Exercise requirements
In full and without alteration, repeat the material.

Figure record extracts:

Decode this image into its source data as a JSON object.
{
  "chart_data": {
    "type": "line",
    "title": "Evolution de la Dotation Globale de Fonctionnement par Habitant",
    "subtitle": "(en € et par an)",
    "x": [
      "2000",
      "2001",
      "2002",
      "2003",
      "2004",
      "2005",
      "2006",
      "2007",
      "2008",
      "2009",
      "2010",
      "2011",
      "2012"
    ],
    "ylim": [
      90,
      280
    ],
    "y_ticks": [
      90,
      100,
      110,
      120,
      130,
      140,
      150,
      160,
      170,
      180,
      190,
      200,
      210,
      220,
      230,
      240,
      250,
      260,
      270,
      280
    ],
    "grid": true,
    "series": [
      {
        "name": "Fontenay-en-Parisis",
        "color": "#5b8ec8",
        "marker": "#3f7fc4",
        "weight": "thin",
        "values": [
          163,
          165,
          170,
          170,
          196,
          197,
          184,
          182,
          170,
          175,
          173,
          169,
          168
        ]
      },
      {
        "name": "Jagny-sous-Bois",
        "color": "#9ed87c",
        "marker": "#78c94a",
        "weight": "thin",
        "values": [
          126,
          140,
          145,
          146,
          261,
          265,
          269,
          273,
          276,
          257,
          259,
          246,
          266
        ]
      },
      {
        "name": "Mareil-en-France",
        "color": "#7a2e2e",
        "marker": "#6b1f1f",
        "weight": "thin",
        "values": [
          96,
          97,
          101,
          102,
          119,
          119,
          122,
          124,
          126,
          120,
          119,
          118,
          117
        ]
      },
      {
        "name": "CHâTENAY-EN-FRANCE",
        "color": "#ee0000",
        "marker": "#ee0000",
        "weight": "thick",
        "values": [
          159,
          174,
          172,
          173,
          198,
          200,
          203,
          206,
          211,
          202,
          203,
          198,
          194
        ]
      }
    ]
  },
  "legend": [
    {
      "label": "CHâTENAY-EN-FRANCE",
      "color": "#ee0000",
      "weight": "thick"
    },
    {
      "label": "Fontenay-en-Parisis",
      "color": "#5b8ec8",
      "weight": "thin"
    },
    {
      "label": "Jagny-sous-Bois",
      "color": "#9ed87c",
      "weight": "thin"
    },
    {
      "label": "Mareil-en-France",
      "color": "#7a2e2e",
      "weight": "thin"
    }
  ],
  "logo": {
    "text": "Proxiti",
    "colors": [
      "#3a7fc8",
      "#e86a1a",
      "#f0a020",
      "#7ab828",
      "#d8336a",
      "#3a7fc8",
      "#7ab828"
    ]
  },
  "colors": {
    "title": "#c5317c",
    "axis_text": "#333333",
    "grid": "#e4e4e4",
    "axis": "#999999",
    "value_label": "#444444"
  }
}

Expected output
Decode this image into its source data as a JSON object.
{
  "chart_data": {
    "type": "line",
    "title": "Evolution de la Dotation Globale de Fonctionnement par Habitant",
    "subtitle": "(en € et par an)",
    "x": [
      "2000",
      "2001",
      "2002",
      "2003",
      "2004",
      "2005",
      "2006",
      "2007",
      "2008",
      "2009",
      "2010",
      "2011",
      "2012"
    ],
    "ylim": [
      90,
      280
    ],
    "y_ticks": [
      90,
      100,
      110,
      120,
      130,
      140,
      150,
      160,
      170,
      180,
      190,
      200,
      210,
      220,
      230,
      240,
      250,
      260,
      270,
      280
    ],
    "grid": true,
    "series": [
      {
        "name": "Fontenay-en-Parisis",
        "color": "#5b8ec8",
        "marker": "#3f7fc4",
        "weight": "thin",
        "values": [
          163,
          165,
          170,
          170,
          196,
          197,
          184,
          182,
          170,
          175,
          173,
          169,
          168
        ]
      },
      {
        "name": "Jagny-sous-Bois",
        "color": "#9ed87c",
        "marker": "#78c94a",
        "weight": "thin",
        "values": [
          126,
          140,
          145,
          146,
          261,
          265,
          269,
          273,
          276,
          257,
          259,
          246,
          266
        ]
      },
      {
        "name": "Mareil-en-France",
        "color": "#7a2e2e",
        "marker": "#6b1f1f",
        "weight": "thin",
        "values": [
          96,
          97,
          101,
          102,
          119,
          119,
          122,
          124,
          126,
          120,
          119,
          118,
          117
        ]
      },
      {
        "name": "CHâTENAY-EN-FRANCE",
        "color": "#ee0000",
        "marker": "#ee0000",
        "weight": "thick",
        "values": [
          159,
          174,
          172,
          173,
          198,
          200,
          203,
          206,
          211,
          202,
          203,
          198,
          194
        ]
      }
    ]
  },
  "legend": [
    {
      "label": "CHâTENAY-EN-FRANCE",
      "color": "#ee0000",
      "weight": "thick"
    },
    {
      "label": "Fontenay-en-Parisis",
      "color": "#5b8ec8",
      "weight": "thin"
    },
    {
      "label": "Jagny-sous-Bois",
      "color": "#9ed87c",
      "weight": "thin"
    },
    {
      "label": "Mareil-en-France",
      "color": "#7a2e2e",
      "weight": "thin"
    }
  ],
  "logo": {
    "text": "Proxiti",
    "colors": [
      "#3a7fc8",
      "#e86a1a",
      "#f0a020",
      "#7ab828",
      "#d8336a",
      "#3a7fc8",
      "#7ab828"
    ]
  },
  "colors": {
    "title": "#c5317c",
    "axis_text": "#333333",
    "grid": "#e4e4e4",
    "axis": "#999999",
    "value_label": "#444444"
  }
}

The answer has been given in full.